(Data entries)

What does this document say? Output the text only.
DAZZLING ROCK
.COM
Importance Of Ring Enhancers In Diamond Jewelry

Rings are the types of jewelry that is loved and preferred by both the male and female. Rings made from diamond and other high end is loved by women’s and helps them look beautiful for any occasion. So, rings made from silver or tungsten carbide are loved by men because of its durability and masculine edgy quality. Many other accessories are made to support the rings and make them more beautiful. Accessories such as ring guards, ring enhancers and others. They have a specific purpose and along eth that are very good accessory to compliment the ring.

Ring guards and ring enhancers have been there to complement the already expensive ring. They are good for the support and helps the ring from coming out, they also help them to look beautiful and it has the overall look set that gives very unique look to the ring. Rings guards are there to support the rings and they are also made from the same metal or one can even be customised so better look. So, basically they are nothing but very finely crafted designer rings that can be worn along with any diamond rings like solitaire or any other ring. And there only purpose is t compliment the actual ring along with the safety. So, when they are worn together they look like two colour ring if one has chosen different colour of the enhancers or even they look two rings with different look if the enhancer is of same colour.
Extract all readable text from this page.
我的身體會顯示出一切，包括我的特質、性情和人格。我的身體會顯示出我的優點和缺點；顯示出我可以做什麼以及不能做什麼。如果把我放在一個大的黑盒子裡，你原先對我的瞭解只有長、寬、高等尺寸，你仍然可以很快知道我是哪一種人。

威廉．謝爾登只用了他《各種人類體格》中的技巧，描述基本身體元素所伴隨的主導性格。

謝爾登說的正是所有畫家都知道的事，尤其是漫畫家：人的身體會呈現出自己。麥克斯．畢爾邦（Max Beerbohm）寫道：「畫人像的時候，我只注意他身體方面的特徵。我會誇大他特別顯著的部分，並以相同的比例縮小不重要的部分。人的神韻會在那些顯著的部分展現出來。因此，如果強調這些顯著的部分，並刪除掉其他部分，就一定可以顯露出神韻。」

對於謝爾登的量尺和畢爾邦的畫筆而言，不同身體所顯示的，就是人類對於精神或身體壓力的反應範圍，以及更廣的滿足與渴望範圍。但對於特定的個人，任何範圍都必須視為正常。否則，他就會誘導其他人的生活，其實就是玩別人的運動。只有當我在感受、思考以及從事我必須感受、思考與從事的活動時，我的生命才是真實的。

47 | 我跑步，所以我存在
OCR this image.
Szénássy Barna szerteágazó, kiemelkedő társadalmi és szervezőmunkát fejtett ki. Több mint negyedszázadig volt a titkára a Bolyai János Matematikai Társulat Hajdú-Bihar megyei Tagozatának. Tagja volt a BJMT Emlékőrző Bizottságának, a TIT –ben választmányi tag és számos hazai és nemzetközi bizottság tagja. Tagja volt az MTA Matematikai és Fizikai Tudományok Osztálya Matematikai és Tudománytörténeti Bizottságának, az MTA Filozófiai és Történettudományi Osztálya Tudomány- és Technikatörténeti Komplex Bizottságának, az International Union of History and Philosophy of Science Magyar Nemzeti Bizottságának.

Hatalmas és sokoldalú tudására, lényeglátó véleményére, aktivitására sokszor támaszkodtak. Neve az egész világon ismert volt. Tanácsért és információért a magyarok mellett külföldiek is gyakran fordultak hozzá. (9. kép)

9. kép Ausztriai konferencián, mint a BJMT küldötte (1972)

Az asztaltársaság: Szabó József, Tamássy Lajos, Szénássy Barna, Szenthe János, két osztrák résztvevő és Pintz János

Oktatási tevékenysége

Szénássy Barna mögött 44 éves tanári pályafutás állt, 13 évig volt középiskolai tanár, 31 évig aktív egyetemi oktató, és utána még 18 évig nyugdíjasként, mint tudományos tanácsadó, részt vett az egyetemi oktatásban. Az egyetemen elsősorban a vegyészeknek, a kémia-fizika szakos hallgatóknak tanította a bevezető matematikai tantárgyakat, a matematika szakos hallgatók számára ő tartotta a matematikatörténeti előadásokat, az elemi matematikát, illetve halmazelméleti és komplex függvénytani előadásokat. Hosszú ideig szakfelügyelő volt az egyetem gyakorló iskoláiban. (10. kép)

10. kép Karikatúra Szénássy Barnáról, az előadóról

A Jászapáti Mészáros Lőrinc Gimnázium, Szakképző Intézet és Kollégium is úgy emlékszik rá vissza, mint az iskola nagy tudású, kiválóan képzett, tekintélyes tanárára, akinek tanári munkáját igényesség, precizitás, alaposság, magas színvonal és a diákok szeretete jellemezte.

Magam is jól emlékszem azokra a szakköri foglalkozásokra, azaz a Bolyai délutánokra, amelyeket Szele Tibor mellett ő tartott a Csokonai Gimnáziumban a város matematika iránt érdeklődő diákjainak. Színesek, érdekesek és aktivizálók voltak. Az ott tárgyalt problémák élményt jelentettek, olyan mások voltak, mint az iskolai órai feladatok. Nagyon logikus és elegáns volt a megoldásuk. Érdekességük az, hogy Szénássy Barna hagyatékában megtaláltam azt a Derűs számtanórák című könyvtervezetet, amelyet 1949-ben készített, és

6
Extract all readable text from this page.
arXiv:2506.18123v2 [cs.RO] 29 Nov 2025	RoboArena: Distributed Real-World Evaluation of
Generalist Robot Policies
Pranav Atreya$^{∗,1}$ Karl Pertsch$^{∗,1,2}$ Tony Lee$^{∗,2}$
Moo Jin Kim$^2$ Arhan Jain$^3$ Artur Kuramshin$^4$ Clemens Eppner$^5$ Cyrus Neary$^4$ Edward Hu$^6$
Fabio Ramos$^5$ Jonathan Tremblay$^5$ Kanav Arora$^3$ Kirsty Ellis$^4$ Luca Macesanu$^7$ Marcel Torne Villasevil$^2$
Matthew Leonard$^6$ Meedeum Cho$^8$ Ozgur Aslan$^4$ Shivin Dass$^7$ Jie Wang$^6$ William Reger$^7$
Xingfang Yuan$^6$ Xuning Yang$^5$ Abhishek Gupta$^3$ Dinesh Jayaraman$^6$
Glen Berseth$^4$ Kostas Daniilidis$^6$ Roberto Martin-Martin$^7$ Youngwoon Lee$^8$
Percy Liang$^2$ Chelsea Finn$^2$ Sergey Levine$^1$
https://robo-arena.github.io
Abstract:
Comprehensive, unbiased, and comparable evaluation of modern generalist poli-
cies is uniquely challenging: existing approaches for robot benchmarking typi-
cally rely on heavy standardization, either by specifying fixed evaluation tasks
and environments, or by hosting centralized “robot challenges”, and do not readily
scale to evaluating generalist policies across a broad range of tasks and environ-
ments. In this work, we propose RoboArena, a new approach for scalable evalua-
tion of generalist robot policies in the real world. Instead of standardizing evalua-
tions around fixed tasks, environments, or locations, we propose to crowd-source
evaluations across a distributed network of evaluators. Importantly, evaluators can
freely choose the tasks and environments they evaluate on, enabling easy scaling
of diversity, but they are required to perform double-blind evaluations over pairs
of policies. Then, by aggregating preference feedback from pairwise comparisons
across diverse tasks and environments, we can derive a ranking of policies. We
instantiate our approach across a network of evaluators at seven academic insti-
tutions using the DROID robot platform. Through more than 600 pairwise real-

[Goal]
Give back the whole listing, word for word.

[Problem solution]
What does this document say? Output the text only.
DAZZLING ROCK
.COM
Importance Of Ring Enhancers In Diamond Jewelry

Rings are the types of jewelry that is loved and preferred by both the male and female. Rings made from diamond and other high end is loved by women’s and helps them look beautiful for any occasion. So, rings made from silver or tungsten carbide are loved by men because of its durability and masculine edgy quality. Many other accessories are made to support the rings and make them more beautiful. Accessories such as ring guards, ring enhancers and others. They have a specific purpose and along eth that are very good accessory to compliment the ring.

Ring guards and ring enhancers have been there to complement the already expensive ring. They are good for the support and helps the ring from coming out, they also help them to look beautiful and it has the overall look set that gives very unique look to the ring. Rings guards are there to support the rings and they are also made from the same metal or one can even be customised so better look. So, basically they are nothing but very finely crafted designer rings that can be worn along with any diamond rings like solitaire or any other ring. And there only purpose is t compliment the actual ring along with the safety. So, when they are worn together they look like two colour ring if one has chosen different colour of the enhancers or even they look two rings with different look if the enhancer is of same colour.
Extract all readable text from this page.
我的身體會顯示出一切，包括我的特質、性情和人格。我的身體會顯示出我的優點和缺點；顯示出我可以做什麼以及不能做什麼。如果把我放在一個大的黑盒子裡，你原先對我的瞭解只有長、寬、高等尺寸，你仍然可以很快知道我是哪一種人。

威廉．謝爾登只用了他《各種人類體格》中的技巧，描述基本身體元素所伴隨的主導性格。

謝爾登說的正是所有畫家都知道的事，尤其是漫畫家：人的身體會呈現出自己。麥克斯．畢爾邦（Max Beerbohm）寫道：「畫人像的時候，我只注意他身體方面的特徵。我會誇大他特別顯著的部分，並以相同的比例縮小不重要的部分。人的神韻會在那些顯著的部分展現出來。因此，如果強調這些顯著的部分，並刪除掉其他部分，就一定可以顯露出神韻。」

對於謝爾登的量尺和畢爾邦的畫筆而言，不同身體所顯示的，就是人類對於精神或身體壓力的反應範圍，以及更廣的滿足與渴望範圍。但對於特定的個人，任何範圍都必須視為正常。否則，他就會誘導其他人的生活，其實就是玩別人的運動。只有當我在感受、思考以及從事我必須感受、思考與從事的活動時，我的生命才是真實的。

47 | 我跑步，所以我存在
OCR this image.
Szénássy Barna szerteágazó, kiemelkedő társadalmi és szervezőmunkát fejtett ki. Több mint negyedszázadig volt a titkára a Bolyai János Matematikai Társulat Hajdú-Bihar megyei Tagozatának. Tagja volt a BJMT Emlékőrző Bizottságának, a TIT –ben választmányi tag és számos hazai és nemzetközi bizottság tagja. Tagja volt az MTA Matematikai és Fizikai Tudományok Osztálya Matematikai és Tudománytörténeti Bizottságának, az MTA Filozófiai és Történettudományi Osztálya Tudomány- és Technikatörténeti Komplex Bizottságának, az International Union of History and Philosophy of Science Magyar Nemzeti Bizottságának.

Hatalmas és sokoldalú tudására, lényeglátó véleményére, aktivitására sokszor támaszkodtak. Neve az egész világon ismert volt. Tanácsért és információért a magyarok mellett külföldiek is gyakran fordultak hozzá. (9. kép)

9. kép Ausztriai konferencián, mint a BJMT küldötte (1972)

Az asztaltársaság: Szabó József, Tamássy Lajos, Szénássy Barna, Szenthe János, két osztrák résztvevő és Pintz János

Oktatási tevékenysége

Szénássy Barna mögött 44 éves tanári pályafutás állt, 13 évig volt középiskolai tanár, 31 évig aktív egyetemi oktató, és utána még 18 évig nyugdíjasként, mint tudományos tanácsadó, részt vett az egyetemi oktatásban. Az egyetemen elsősorban a vegyészeknek, a kémia-fizika szakos hallgatóknak tanította a bevezető matematikai tantárgyakat, a matematika szakos hallgatók számára ő tartotta a matematikatörténeti előadásokat, az elemi matematikát, illetve halmazelméleti és komplex függvénytani előadásokat. Hosszú ideig szakfelügyelő volt az egyetem gyakorló iskoláiban. (10. kép)

10. kép Karikatúra Szénássy Barnáról, az előadóról

A Jászapáti Mészáros Lőrinc Gimnázium, Szakképző Intézet és Kollégium is úgy emlékszik rá vissza, mint az iskola nagy tudású, kiválóan képzett, tekintélyes tanárára, akinek tanári munkáját igényesség, precizitás, alaposság, magas színvonal és a diákok szeretete jellemezte.

Magam is jól emlékszem azokra a szakköri foglalkozásokra, azaz a Bolyai délutánokra, amelyeket Szele Tibor mellett ő tartott a Csokonai Gimnáziumban a város matematika iránt érdeklődő diákjainak. Színesek, érdekesek és aktivizálók voltak. Az ott tárgyalt problémák élményt jelentettek, olyan mások voltak, mint az iskolai órai feladatok. Nagyon logikus és elegáns volt a megoldásuk. Érdekességük az, hogy Szénássy Barna hagyatékában megtaláltam azt a Derűs számtanórák című könyvtervezetet, amelyet 1949-ben készített, és

6
Extract all readable text from this page.
arXiv:2506.18123v2 [cs.RO] 29 Nov 2025	RoboArena: Distributed Real-World Evaluation of
Generalist Robot Policies
Pranav Atreya$^{∗,1}$ Karl Pertsch$^{∗,1,2}$ Tony Lee$^{∗,2}$
Moo Jin Kim$^2$ Arhan Jain$^3$ Artur Kuramshin$^4$ Clemens Eppner$^5$ Cyrus Neary$^4$ Edward Hu$^6$
Fabio Ramos$^5$ Jonathan Tremblay$^5$ Kanav Arora$^3$ Kirsty Ellis$^4$ Luca Macesanu$^7$ Marcel Torne Villasevil$^2$
Matthew Leonard$^6$ Meedeum Cho$^8$ Ozgur Aslan$^4$ Shivin Dass$^7$ Jie Wang$^6$ William Reger$^7$
Xingfang Yuan$^6$ Xuning Yang$^5$ Abhishek Gupta$^3$ Dinesh Jayaraman$^6$
Glen Berseth$^4$ Kostas Daniilidis$^6$ Roberto Martin-Martin$^7$ Youngwoon Lee$^8$
Percy Liang$^2$ Chelsea Finn$^2$ Sergey Levine$^1$
https://robo-arena.github.io
Abstract:
Comprehensive, unbiased, and comparable evaluation of modern generalist poli-
cies is uniquely challenging: existing approaches for robot benchmarking typi-
cally rely on heavy standardization, either by specifying fixed evaluation tasks
and environments, or by hosting centralized “robot challenges”, and do not readily
scale to evaluating generalist policies across a broad range of tasks and environ-
ments. In this work, we propose RoboArena, a new approach for scalable evalua-
tion of generalist robot policies in the real world. Instead of standardizing evalua-
tions around fixed tasks, environments, or locations, we propose to crowd-source
evaluations across a distributed network of evaluators. Importantly, evaluators can
freely choose the tasks and environments they evaluate on, enabling easy scaling
of diversity, but they are required to perform double-blind evaluations over pairs
of policies. Then, by aggregating preference feedback from pairwise comparisons
across diverse tasks and environments, we can derive a ranking of policies. We
instantiate our approach across a network of evaluators at seven academic insti-
tutions using the DROID robot platform. Through more than 600 pairwise real-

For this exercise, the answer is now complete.